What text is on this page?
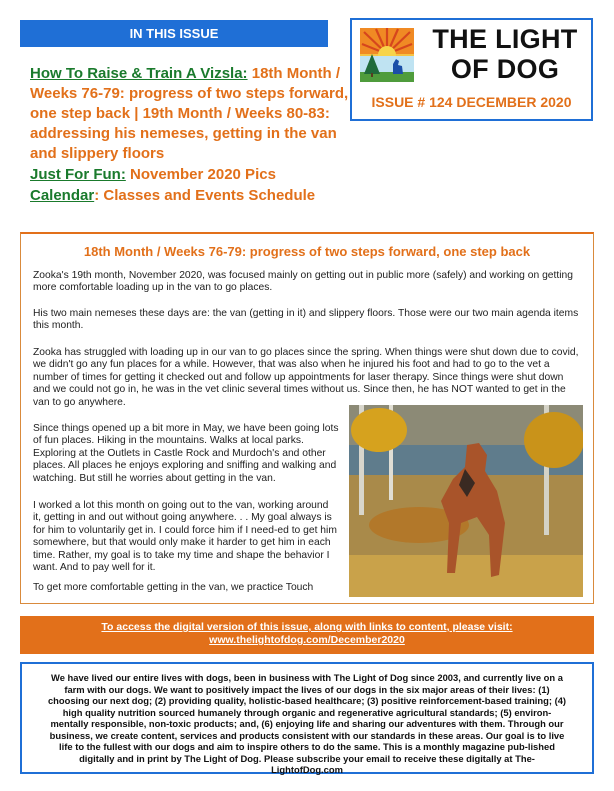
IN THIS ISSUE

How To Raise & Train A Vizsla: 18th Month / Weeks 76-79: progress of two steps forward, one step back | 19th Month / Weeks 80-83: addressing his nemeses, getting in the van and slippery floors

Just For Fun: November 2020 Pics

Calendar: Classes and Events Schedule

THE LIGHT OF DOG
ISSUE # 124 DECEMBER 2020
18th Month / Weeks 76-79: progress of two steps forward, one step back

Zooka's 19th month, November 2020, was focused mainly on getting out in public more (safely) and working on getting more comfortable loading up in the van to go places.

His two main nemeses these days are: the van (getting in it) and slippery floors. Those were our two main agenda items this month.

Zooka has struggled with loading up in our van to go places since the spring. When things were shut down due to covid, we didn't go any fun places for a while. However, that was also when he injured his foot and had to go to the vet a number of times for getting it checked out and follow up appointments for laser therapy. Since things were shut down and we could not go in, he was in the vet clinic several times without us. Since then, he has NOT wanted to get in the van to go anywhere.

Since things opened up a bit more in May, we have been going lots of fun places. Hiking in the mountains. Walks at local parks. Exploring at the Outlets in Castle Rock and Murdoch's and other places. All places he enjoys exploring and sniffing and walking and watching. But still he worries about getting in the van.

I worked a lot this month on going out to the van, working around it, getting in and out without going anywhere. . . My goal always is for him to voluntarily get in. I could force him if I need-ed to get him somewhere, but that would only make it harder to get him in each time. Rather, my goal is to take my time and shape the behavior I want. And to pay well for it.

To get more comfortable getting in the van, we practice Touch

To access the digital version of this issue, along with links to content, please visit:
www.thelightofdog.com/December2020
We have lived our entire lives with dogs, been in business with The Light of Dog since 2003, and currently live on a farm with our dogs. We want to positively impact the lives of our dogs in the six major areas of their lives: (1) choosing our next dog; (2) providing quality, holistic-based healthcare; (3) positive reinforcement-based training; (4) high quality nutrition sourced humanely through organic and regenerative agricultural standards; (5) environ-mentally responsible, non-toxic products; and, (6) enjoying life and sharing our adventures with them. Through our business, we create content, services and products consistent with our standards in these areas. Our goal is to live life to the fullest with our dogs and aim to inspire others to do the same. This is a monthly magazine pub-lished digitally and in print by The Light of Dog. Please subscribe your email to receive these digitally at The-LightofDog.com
...
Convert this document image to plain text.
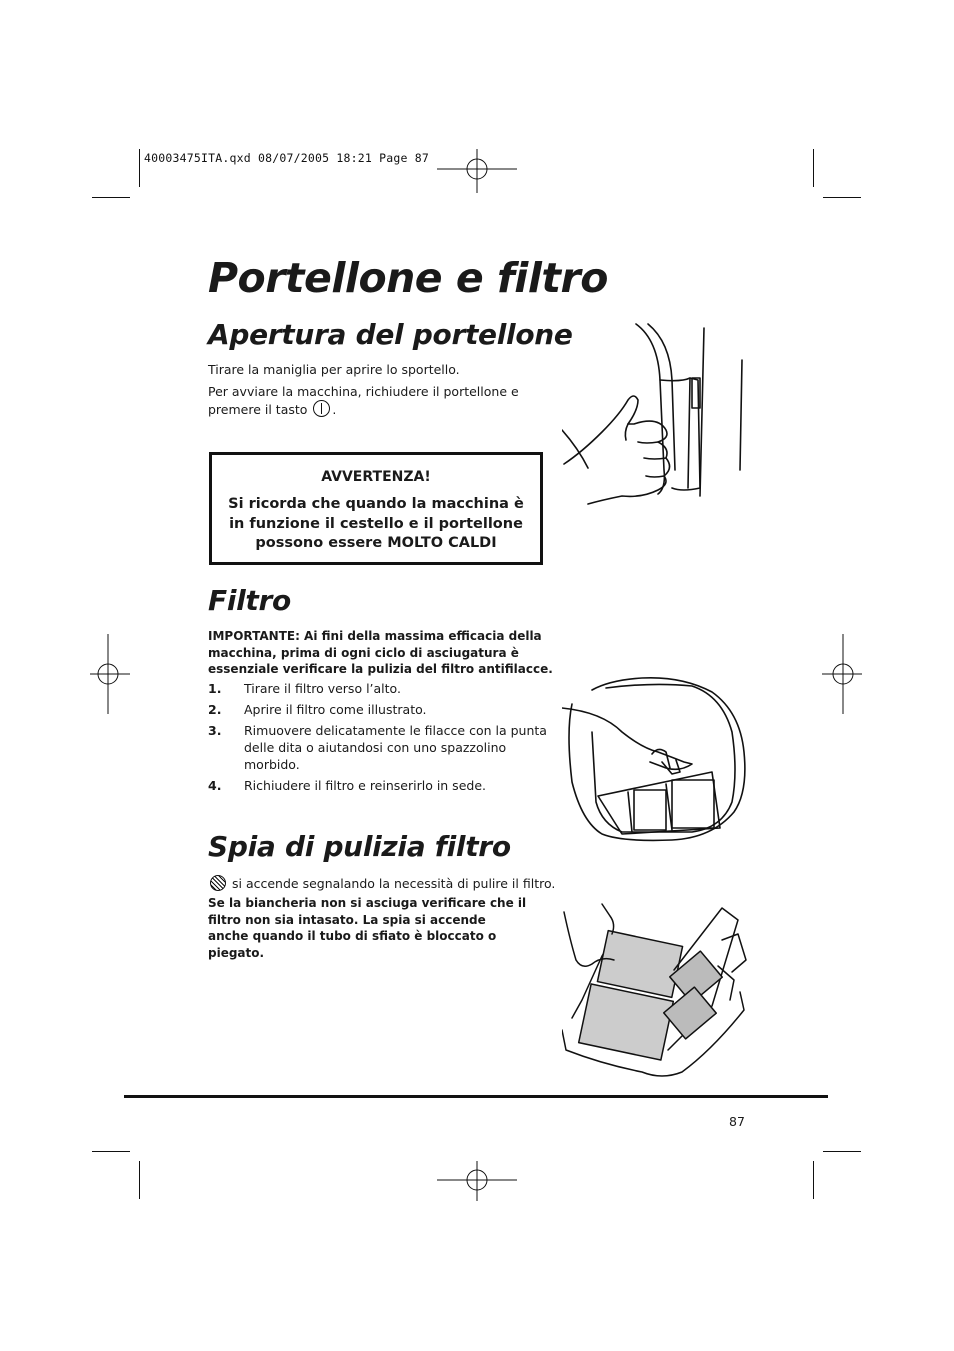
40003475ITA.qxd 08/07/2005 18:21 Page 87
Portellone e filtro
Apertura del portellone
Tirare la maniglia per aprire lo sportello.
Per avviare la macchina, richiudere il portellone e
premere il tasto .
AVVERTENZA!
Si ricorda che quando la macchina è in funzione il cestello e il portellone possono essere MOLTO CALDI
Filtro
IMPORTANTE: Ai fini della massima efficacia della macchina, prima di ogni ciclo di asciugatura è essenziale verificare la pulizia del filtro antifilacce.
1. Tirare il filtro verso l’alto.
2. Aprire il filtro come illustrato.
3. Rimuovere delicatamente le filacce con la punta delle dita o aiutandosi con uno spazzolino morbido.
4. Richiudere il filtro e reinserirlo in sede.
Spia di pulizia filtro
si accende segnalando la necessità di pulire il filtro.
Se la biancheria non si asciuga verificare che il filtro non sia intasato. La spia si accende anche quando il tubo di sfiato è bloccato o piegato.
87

Given request:
Find the word "macchina" in the records and pull out each line that has it.

Response to this exercise:
Per avviare la macchina, richiudere il portellone e
Si ricorda che quando la macchina è in funzione il cestello e il portellone possono essere MOLTO CALDI
IMPORTANTE: Ai fini della massima efficacia della macchina, prima di ogni ciclo di asciugatura è essenziale verificare la pulizia del filtro antifilacce.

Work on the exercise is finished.